What you return should be every line of the material, unchanged.

━━━ RECORDS FOR THE TASK ━━━

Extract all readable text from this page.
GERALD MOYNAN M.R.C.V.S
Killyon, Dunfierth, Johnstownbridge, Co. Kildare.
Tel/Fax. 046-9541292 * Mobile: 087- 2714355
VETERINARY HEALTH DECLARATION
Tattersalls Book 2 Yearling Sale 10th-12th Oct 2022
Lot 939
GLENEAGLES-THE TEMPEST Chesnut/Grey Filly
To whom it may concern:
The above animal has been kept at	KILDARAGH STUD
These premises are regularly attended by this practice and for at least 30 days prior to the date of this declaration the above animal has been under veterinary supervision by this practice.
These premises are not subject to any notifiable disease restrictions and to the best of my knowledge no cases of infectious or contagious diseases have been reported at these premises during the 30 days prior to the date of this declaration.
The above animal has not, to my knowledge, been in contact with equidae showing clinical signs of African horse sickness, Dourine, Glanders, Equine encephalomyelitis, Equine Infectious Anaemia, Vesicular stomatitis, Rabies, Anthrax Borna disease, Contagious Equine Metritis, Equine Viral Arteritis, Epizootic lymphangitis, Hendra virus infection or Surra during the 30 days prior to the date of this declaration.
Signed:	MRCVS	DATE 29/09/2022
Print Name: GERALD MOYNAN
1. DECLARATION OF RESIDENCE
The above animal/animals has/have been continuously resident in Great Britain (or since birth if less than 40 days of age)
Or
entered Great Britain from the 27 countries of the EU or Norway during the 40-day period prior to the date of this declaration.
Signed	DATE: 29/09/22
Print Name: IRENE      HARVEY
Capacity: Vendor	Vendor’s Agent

━━━

◆ **TASK OUTPUT**:
Extract all readable text from this page.
GERALD MOYNAN M.R.C.V.S
Killyon, Dunfierth, Johnstownbridge, Co. Kildare.
Tel/Fax. 046-9541292 * Mobile: 087- 2714355
VETERINARY HEALTH DECLARATION
Tattersalls Book 2 Yearling Sale 10th-12th Oct 2022
Lot 939
GLENEAGLES-THE TEMPEST Chesnut/Grey Filly
To whom it may concern:
The above animal has been kept at	KILDARAGH STUD
These premises are regularly attended by this practice and for at least 30 days prior to the date of this declaration the above animal has been under veterinary supervision by this practice.
These premises are not subject to any notifiable disease restrictions and to the best of my knowledge no cases of infectious or contagious diseases have been reported at these premises during the 30 days prior to the date of this declaration.
The above animal has not, to my knowledge, been in contact with equidae showing clinical signs of African horse sickness, Dourine, Glanders, Equine encephalomyelitis, Equine Infectious Anaemia, Vesicular stomatitis, Rabies, Anthrax Borna disease, Contagious Equine Metritis, Equine Viral Arteritis, Epizootic lymphangitis, Hendra virus infection or Surra during the 30 days prior to the date of this declaration.
Signed:	MRCVS	DATE 29/09/2022
Print Name: GERALD MOYNAN
1. DECLARATION OF RESIDENCE
The above animal/animals has/have been continuously resident in Great Britain (or since birth if less than 40 days of age)
Or
entered Great Britain from the 27 countries of the EU or Norway during the 40-day period prior to the date of this declaration.
Signed	DATE: 29/09/22
Print Name: IRENE      HARVEY
Capacity: Vendor	Vendor’s Agent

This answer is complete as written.